### Exercise details:
Check each line of the data below for the word "title", then extract the ones that have it.

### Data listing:
★ ★ ★ ★

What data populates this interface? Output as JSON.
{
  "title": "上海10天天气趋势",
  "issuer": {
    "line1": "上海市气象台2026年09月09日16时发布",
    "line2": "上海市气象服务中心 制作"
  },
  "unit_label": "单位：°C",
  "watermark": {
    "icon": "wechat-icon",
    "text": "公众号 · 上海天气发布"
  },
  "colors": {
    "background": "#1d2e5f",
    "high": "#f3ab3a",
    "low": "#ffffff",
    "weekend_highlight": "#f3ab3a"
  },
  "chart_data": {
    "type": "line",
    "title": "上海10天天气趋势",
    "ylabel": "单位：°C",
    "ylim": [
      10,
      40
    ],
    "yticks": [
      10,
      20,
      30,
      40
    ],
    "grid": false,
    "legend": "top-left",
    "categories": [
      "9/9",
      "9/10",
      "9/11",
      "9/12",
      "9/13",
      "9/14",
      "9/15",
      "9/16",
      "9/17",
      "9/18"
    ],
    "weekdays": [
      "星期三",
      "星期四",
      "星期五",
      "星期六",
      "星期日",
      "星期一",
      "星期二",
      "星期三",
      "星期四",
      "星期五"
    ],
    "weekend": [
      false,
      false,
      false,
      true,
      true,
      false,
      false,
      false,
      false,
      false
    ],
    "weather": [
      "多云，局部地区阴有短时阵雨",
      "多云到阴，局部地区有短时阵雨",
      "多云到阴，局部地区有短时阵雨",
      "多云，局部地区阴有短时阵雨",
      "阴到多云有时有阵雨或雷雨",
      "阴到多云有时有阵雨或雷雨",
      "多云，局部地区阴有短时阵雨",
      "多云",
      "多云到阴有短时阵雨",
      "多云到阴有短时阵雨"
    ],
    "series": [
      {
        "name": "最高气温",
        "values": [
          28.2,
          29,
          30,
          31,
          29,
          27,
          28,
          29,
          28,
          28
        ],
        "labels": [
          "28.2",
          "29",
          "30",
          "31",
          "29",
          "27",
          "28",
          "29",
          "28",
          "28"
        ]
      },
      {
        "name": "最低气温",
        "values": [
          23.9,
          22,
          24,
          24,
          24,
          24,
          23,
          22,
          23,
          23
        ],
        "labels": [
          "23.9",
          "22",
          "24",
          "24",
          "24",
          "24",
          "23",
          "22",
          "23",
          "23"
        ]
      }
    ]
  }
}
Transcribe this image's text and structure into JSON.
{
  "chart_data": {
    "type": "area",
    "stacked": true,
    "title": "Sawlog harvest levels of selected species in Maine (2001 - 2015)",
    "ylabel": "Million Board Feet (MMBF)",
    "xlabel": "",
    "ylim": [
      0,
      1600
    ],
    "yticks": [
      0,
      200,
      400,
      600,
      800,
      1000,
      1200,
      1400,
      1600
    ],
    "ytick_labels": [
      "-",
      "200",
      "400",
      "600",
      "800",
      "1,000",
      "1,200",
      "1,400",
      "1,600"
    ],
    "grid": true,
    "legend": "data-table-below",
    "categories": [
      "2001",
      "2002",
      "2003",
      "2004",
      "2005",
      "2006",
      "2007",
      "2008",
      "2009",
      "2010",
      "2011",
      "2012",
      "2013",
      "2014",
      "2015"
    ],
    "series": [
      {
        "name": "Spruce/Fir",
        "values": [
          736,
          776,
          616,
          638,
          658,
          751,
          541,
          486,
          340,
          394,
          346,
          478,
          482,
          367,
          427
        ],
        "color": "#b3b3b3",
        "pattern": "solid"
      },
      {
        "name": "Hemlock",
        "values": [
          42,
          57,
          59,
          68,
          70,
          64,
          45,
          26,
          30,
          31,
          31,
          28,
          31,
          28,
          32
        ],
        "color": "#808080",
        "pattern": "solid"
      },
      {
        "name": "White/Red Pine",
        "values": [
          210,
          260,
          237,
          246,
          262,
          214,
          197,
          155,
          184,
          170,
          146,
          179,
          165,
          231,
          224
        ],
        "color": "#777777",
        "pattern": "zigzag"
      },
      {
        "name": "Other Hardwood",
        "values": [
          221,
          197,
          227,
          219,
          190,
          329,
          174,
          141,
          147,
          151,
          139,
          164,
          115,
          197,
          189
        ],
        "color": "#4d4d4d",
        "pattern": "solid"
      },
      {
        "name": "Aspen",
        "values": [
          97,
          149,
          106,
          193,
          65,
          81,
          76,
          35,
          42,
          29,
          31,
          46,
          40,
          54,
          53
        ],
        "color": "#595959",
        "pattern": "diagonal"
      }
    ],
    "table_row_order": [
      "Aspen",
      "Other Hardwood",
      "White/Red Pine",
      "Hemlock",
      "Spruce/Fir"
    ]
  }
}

★ ★ ★ ★

### Solved exercise:
  "title": "上海10天天气趋势",
    "title": "上海10天天气趋势",
    "title": "Sawlog harvest levels of selected species in Maine (2001 - 2015)",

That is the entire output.